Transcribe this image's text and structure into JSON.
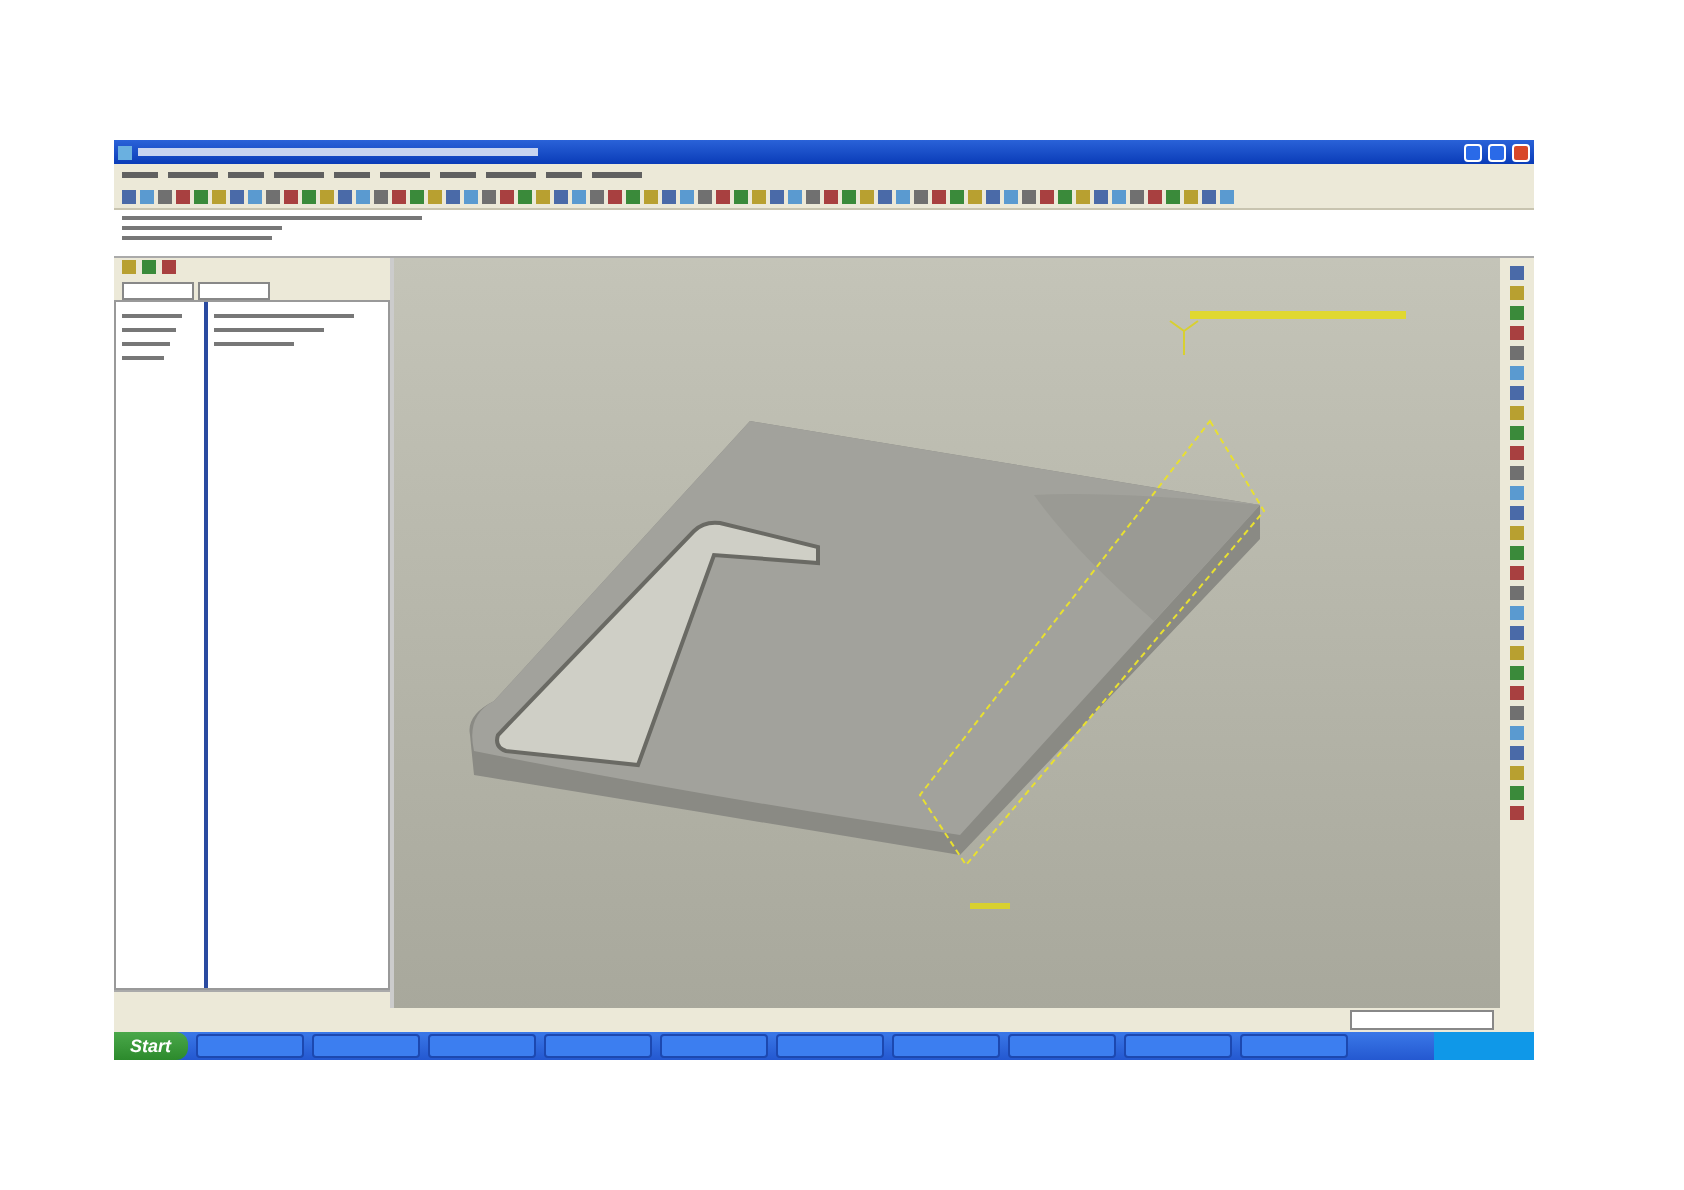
{
  "taskbar": {
    "start_button": "Start"
  }
}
--- --- ---
Write out the entries again, exactly as given, skipping any images.

Transcribe this image's text and structure into JSON.
{
  "taskbar": {
    "start_button": "Start"
  }
}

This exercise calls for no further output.